→ DIRECTION
Find all lines in the records that include the word "JSON", and copy them out.

::: RECORDS SHOWN :::

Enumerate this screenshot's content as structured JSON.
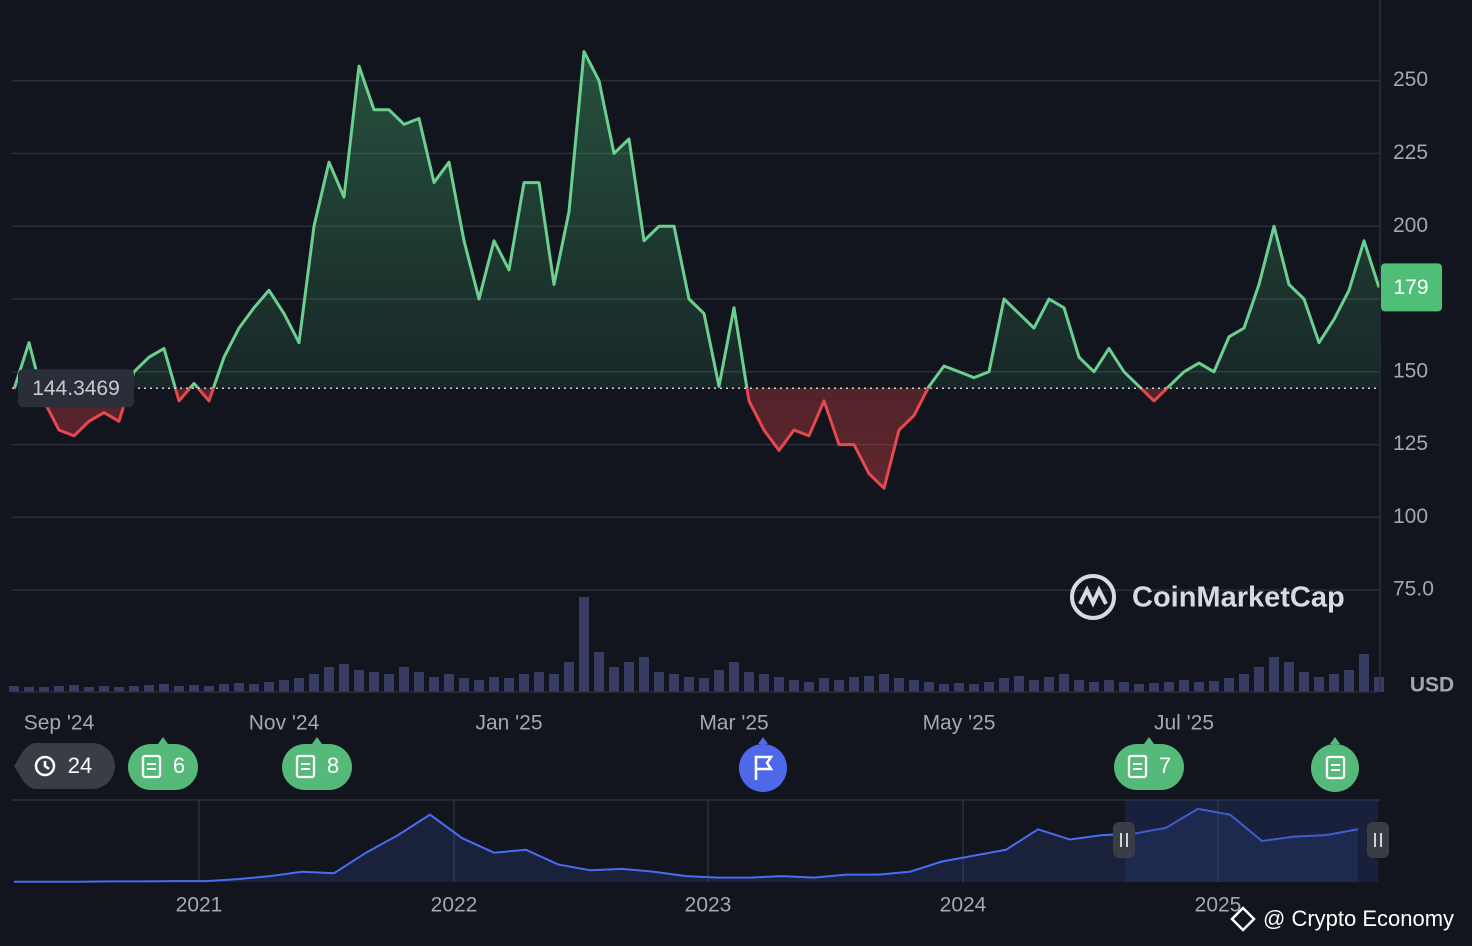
{
  "chart_data": {
    "type": "baseline-line",
    "currency": "USD",
    "baseline": 144.3469,
    "categories": [
      null,
      null,
      null,
      "Sep '24",
      null,
      null,
      null,
      null,
      null,
      null,
      null,
      null,
      null,
      null,
      null,
      null,
      null,
      null,
      "Nov '24",
      null,
      null,
      null,
      null,
      null,
      null,
      null,
      null,
      null,
      null,
      null,
      null,
      null,
      null,
      "Jan '25",
      null,
      null,
      null,
      null,
      null,
      null,
      null,
      null,
      null,
      null,
      null,
      null,
      null,
      null,
      "Mar '25",
      null,
      null,
      null,
      null,
      null,
      null,
      null,
      null,
      null,
      null,
      null,
      null,
      null,
      null,
      "May '25",
      null,
      null,
      null,
      null,
      null,
      null,
      null,
      null,
      null,
      null,
      null,
      null,
      null,
      null,
      "Jul '25",
      null,
      null,
      null,
      null,
      null,
      null,
      null,
      null,
      null,
      null,
      null,
      null,
      null
    ],
    "series": [
      {
        "name": "Price",
        "color_up": "#6bd08f",
        "color_down": "#e5484d",
        "values": [
          144,
          160,
          140,
          130,
          128,
          133,
          136,
          133,
          150,
          155,
          158,
          140,
          146,
          140,
          155,
          165,
          172,
          178,
          170,
          160,
          200,
          222,
          210,
          255,
          240,
          240,
          235,
          237,
          215,
          222,
          195,
          175,
          195,
          185,
          215,
          215,
          180,
          205,
          260,
          250,
          225,
          230,
          195,
          200,
          200,
          175,
          170,
          145,
          172,
          140,
          130,
          123,
          130,
          128,
          140,
          125,
          125,
          115,
          110,
          130,
          135,
          145,
          152,
          150,
          148,
          150,
          175,
          170,
          165,
          175,
          172,
          155,
          150,
          158,
          150,
          145,
          140,
          145,
          150,
          153,
          150,
          162,
          165,
          180,
          200,
          180,
          175,
          160,
          168,
          178,
          195,
          179
        ]
      }
    ],
    "volume": {
      "color": "#373d62",
      "lim": [
        0,
        100
      ],
      "values": [
        6,
        5,
        5,
        6,
        7,
        5,
        6,
        5,
        6,
        7,
        8,
        6,
        7,
        6,
        8,
        9,
        8,
        10,
        12,
        14,
        18,
        25,
        28,
        22,
        20,
        18,
        25,
        20,
        15,
        18,
        14,
        12,
        15,
        14,
        18,
        20,
        18,
        30,
        95,
        40,
        25,
        30,
        35,
        20,
        18,
        15,
        14,
        22,
        30,
        20,
        18,
        15,
        12,
        10,
        14,
        12,
        15,
        16,
        18,
        14,
        12,
        10,
        8,
        9,
        8,
        10,
        14,
        16,
        12,
        15,
        18,
        12,
        10,
        12,
        10,
        8,
        9,
        10,
        12,
        10,
        11,
        14,
        18,
        25,
        35,
        30,
        20,
        15,
        18,
        22,
        38,
        15
      ]
    },
    "ylim": [
      40,
      276
    ],
    "yticks": [
      {
        "value": 75,
        "label": "75.0"
      },
      100,
      125,
      150,
      175,
      200,
      225,
      250
    ],
    "grid": true,
    "events": [
      24,
      6,
      8,
      7
    ],
    "navigator": {
      "color": "#4a6cf0",
      "lim": [
        0,
        280
      ],
      "labels": [
        "2021",
        "2022",
        "2023",
        "2024",
        "2025"
      ],
      "values": [
        1,
        1,
        1,
        2,
        2,
        3,
        3,
        10,
        20,
        35,
        30,
        100,
        160,
        230,
        150,
        100,
        110,
        60,
        40,
        45,
        35,
        20,
        15,
        15,
        20,
        15,
        25,
        25,
        35,
        70,
        90,
        110,
        180,
        145,
        160,
        165,
        185,
        250,
        230,
        140,
        155,
        160,
        180
      ]
    },
    "watermark": "CoinMarketCap",
    "credit": "@ Crypto Economy"
  }
}
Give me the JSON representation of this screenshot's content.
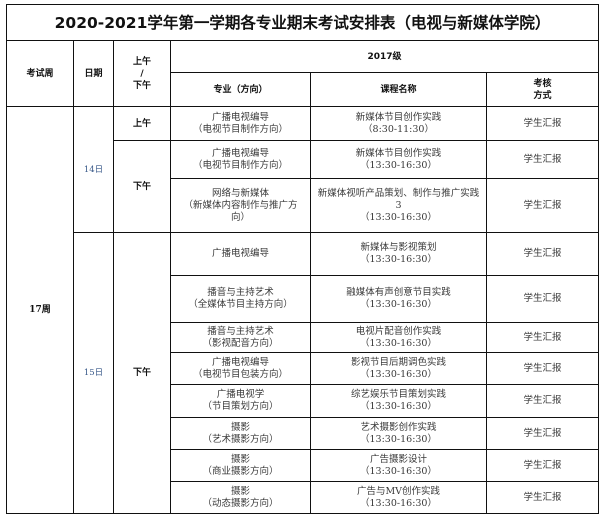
{
  "title": "2020-2021学年第一学期各专业期末考试安排表（电视与新媒体学院）",
  "headers": {
    "week": "考试周",
    "date": "日期",
    "ampm": [
      "上午",
      "/",
      "下午"
    ],
    "grade": "2017级",
    "major": "专业（方向）",
    "course": "课程名称",
    "method": [
      "考核",
      "方式"
    ]
  },
  "week": "17周",
  "days": [
    "14日",
    "15日"
  ],
  "ampm_labels": {
    "am": "上午",
    "pm": "下午"
  },
  "rows": [
    {
      "major": [
        "广播电视编导",
        "（电视节目制作方向）"
      ],
      "course": [
        "新媒体节目创作实践",
        "（8:30-11:30）"
      ],
      "method": "学生汇报"
    },
    {
      "major": [
        "广播电视编导",
        "（电视节目制作方向）"
      ],
      "course": [
        "新媒体节目创作实践",
        "（13:30-16:30）"
      ],
      "method": "学生汇报"
    },
    {
      "major": [
        "网络与新媒体",
        "（新媒体内容制作与推广方",
        "向）"
      ],
      "course": [
        "新媒体视听产品策划、制作与推广实践",
        "3",
        "（13:30-16:30）"
      ],
      "method": "学生汇报"
    },
    {
      "major": [
        "广播电视编导"
      ],
      "course": [
        "新媒体与影视策划",
        "（13:30-16:30）"
      ],
      "method": "学生汇报"
    },
    {
      "major": [
        "播音与主持艺术",
        "（全媒体节目主持方向）"
      ],
      "course": [
        "融媒体有声创意节目实践",
        "（13:30-16:30）"
      ],
      "method": "学生汇报"
    },
    {
      "major": [
        "播音与主持艺术",
        "（影视配音方向）"
      ],
      "course": [
        "电视片配音创作实践",
        "（13:30-16:30）"
      ],
      "method": "学生汇报"
    },
    {
      "major": [
        "广播电视编导",
        "（电视节目包装方向）"
      ],
      "course": [
        "影视节目后期调色实践",
        "（13:30-16:30）"
      ],
      "method": "学生汇报"
    },
    {
      "major": [
        "广播电视学",
        "（节目策划方向）"
      ],
      "course": [
        "综艺娱乐节目策划实践",
        "（13:30-16:30）"
      ],
      "method": "学生汇报"
    },
    {
      "major": [
        "摄影",
        "（艺术摄影方向）"
      ],
      "course": [
        "艺术摄影创作实践",
        "（13:30-16:30）"
      ],
      "method": "学生汇报"
    },
    {
      "major": [
        "摄影",
        "（商业摄影方向）"
      ],
      "course": [
        "广告摄影设计",
        "（13:30-16:30）"
      ],
      "method": "学生汇报"
    },
    {
      "major": [
        "摄影",
        "（动态摄影方向）"
      ],
      "course": [
        "广告与MV创作实践",
        "（13:30-16:30）"
      ],
      "method": "学生汇报"
    }
  ]
}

:::

→ EXPECTED OUTPUT
Enumerate this screenshot's content as structured JSON.
Give me the JSON representation of this screenshot's content.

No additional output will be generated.